EXERCISE INSTRUCTIONS: Count every line in the entries that contains "anche". Report that count alone.

EXERCISE INPUT:
--- --- ---

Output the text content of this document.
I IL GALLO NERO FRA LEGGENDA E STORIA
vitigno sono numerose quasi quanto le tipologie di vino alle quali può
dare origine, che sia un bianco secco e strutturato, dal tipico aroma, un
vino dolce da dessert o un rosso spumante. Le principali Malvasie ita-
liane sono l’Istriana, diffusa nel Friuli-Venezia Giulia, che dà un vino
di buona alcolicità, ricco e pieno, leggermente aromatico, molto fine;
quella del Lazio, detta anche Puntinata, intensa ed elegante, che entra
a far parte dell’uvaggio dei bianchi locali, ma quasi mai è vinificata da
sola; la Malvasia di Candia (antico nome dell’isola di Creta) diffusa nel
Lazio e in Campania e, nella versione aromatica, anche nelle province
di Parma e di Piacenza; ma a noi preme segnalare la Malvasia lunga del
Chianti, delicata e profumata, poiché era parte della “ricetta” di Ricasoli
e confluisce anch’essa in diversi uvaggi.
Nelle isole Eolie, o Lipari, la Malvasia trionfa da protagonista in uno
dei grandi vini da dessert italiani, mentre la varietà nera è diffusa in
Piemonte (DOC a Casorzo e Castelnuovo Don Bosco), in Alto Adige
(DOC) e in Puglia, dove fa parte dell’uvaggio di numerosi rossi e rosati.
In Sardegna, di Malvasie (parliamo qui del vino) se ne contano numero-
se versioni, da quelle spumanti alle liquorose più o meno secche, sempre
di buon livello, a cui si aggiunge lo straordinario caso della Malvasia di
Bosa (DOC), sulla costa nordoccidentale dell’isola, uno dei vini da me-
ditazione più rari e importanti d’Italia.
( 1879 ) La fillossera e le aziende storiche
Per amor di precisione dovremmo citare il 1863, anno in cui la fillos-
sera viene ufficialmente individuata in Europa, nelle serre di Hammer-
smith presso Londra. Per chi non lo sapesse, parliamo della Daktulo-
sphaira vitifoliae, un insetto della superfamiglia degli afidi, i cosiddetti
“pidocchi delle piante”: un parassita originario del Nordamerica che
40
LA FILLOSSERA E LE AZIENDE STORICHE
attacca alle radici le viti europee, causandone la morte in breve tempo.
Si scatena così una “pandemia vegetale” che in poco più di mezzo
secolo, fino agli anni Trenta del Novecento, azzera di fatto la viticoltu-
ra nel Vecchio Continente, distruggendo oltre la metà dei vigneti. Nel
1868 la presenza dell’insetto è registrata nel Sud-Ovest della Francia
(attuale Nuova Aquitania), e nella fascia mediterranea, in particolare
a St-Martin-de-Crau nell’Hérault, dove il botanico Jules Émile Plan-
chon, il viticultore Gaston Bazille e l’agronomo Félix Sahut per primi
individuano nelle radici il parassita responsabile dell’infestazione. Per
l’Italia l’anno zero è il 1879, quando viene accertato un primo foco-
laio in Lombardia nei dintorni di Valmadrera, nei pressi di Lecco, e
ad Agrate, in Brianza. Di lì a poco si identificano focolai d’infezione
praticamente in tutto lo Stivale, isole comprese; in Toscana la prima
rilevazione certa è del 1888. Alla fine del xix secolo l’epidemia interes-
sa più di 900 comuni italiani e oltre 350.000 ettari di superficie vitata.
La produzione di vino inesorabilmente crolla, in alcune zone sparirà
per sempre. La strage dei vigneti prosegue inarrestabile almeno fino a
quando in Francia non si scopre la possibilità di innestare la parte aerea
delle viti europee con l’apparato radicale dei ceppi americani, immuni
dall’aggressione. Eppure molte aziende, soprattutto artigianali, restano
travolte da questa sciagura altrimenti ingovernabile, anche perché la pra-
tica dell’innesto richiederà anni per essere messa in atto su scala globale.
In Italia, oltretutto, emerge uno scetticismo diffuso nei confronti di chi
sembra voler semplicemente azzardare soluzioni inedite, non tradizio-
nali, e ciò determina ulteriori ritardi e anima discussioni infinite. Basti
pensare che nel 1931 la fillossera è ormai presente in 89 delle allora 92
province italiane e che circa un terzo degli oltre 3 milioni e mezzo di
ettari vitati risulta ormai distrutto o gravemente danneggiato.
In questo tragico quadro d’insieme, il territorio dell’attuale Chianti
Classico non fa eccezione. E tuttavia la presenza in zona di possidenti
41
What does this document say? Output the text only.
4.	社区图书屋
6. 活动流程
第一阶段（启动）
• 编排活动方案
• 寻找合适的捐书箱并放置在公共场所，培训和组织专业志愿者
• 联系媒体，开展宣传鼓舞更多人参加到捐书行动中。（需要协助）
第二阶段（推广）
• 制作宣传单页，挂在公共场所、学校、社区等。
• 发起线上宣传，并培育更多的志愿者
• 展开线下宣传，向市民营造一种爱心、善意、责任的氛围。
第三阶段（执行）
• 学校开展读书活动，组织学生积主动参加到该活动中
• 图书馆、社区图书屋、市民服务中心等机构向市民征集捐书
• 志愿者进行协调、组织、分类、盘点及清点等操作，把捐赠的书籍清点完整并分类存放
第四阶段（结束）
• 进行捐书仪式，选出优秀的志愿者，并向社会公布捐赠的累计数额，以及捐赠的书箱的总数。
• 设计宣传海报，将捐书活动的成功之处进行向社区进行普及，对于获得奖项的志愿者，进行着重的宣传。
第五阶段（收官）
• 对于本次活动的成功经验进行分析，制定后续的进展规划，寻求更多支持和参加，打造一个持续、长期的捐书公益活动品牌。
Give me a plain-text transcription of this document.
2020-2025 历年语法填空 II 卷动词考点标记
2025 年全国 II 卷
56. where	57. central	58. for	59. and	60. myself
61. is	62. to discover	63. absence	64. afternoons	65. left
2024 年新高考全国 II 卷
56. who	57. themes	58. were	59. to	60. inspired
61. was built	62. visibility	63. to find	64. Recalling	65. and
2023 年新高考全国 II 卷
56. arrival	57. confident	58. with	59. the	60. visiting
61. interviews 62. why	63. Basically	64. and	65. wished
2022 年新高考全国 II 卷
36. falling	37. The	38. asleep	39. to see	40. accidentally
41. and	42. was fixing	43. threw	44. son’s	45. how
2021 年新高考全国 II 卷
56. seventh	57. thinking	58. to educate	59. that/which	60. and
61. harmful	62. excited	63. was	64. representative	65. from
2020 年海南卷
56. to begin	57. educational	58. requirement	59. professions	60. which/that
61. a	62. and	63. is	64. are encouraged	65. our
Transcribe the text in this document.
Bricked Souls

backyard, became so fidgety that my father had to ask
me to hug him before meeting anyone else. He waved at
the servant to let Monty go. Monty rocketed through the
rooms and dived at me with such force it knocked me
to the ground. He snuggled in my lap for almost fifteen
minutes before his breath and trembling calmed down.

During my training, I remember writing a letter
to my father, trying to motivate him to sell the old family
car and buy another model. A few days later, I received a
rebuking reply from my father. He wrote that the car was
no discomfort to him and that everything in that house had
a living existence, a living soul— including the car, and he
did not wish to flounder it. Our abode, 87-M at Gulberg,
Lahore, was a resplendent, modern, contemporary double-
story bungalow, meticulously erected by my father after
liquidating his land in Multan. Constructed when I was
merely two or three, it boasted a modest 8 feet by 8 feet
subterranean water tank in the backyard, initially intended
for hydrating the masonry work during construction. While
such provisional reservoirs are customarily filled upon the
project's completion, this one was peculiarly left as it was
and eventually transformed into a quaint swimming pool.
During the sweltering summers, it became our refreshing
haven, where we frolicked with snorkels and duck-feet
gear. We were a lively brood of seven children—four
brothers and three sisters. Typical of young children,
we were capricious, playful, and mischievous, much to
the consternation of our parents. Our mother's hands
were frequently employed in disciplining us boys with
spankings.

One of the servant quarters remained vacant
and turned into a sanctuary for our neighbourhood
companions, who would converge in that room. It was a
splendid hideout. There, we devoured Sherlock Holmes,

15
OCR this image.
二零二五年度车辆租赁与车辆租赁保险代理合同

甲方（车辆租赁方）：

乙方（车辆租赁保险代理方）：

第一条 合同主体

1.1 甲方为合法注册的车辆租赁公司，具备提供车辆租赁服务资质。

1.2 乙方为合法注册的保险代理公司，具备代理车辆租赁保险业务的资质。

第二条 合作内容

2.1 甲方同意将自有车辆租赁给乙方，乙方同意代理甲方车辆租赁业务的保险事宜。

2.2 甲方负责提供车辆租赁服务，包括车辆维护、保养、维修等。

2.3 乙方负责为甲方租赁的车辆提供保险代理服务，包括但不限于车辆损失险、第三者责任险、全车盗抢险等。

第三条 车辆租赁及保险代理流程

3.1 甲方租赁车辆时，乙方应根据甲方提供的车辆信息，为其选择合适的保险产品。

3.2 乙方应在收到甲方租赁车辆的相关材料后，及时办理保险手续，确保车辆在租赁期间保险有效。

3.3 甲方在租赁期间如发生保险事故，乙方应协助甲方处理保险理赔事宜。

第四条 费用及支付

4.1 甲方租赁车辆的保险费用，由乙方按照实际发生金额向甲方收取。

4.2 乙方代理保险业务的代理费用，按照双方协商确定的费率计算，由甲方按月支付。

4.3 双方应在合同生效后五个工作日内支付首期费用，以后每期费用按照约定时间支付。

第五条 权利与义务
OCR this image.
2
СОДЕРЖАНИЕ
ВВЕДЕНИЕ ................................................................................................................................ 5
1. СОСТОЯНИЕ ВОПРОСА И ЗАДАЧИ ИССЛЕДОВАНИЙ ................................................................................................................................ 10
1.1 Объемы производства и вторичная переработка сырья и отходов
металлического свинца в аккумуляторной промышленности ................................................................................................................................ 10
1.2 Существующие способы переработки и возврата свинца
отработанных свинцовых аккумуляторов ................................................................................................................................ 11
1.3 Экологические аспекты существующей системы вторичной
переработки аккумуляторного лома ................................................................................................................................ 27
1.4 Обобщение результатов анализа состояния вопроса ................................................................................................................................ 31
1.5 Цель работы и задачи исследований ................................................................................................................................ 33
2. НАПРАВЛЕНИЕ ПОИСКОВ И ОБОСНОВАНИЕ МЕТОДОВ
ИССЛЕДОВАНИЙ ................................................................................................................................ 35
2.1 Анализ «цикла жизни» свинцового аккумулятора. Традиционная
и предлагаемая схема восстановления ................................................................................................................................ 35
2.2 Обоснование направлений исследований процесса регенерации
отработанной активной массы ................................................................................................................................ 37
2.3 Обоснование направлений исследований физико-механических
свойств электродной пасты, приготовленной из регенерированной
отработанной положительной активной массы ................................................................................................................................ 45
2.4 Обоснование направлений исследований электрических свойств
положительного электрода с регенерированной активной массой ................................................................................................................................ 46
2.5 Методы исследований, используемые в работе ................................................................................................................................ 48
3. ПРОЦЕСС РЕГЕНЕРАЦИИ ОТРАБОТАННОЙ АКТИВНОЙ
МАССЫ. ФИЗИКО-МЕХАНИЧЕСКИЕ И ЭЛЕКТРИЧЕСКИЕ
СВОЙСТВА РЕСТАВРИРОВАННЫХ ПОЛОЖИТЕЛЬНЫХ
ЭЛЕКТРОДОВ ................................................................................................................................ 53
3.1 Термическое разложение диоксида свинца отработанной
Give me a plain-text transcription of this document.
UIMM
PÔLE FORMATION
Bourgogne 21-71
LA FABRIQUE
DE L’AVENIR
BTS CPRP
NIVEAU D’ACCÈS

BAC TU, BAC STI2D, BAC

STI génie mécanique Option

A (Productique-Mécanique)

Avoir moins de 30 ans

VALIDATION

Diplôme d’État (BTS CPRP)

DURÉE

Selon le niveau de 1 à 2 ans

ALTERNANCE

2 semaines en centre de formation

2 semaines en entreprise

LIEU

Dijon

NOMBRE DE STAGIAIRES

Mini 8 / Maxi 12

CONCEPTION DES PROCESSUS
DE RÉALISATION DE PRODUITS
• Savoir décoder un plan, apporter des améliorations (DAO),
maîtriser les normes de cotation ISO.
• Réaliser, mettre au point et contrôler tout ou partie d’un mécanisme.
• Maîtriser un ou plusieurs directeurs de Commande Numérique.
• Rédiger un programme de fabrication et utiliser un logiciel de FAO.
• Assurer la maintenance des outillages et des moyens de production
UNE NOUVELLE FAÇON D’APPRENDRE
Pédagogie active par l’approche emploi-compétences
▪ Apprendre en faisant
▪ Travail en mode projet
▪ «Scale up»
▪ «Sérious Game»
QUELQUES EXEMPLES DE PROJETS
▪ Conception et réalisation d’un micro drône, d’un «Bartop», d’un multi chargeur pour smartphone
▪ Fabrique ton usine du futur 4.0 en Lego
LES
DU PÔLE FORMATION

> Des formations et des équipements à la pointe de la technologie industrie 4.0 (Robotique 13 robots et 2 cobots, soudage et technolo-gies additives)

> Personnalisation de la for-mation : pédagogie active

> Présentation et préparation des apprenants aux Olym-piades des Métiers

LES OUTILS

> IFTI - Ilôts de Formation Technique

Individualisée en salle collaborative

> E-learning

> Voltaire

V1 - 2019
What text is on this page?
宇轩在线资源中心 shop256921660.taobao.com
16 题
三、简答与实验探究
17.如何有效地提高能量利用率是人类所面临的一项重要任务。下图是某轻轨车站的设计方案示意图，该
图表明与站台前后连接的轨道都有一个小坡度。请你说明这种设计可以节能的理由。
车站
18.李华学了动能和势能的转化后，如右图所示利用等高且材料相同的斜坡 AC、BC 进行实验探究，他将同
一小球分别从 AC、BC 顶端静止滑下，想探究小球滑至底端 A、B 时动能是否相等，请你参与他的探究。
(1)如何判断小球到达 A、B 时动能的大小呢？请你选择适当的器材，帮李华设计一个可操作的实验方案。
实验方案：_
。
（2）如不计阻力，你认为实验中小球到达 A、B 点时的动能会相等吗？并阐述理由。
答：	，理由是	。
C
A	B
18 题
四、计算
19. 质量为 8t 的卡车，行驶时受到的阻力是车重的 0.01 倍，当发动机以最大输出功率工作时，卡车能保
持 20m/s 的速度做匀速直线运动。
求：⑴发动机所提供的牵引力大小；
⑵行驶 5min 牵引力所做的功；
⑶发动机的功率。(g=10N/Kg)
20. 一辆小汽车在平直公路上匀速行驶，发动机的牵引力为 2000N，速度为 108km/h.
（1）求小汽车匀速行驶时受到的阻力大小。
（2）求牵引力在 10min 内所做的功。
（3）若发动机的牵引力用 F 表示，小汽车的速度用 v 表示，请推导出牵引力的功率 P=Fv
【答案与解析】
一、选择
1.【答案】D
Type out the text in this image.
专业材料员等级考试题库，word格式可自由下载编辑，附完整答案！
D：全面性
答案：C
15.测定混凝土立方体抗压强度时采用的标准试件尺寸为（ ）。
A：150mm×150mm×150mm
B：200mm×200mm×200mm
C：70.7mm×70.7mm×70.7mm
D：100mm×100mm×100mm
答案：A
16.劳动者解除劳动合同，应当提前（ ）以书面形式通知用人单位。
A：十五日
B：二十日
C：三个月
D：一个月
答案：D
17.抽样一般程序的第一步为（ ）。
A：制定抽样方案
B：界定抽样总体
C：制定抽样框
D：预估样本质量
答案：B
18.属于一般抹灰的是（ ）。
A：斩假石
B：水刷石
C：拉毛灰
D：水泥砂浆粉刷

--- --- ---

SOLUTION TO THIS TASK: 3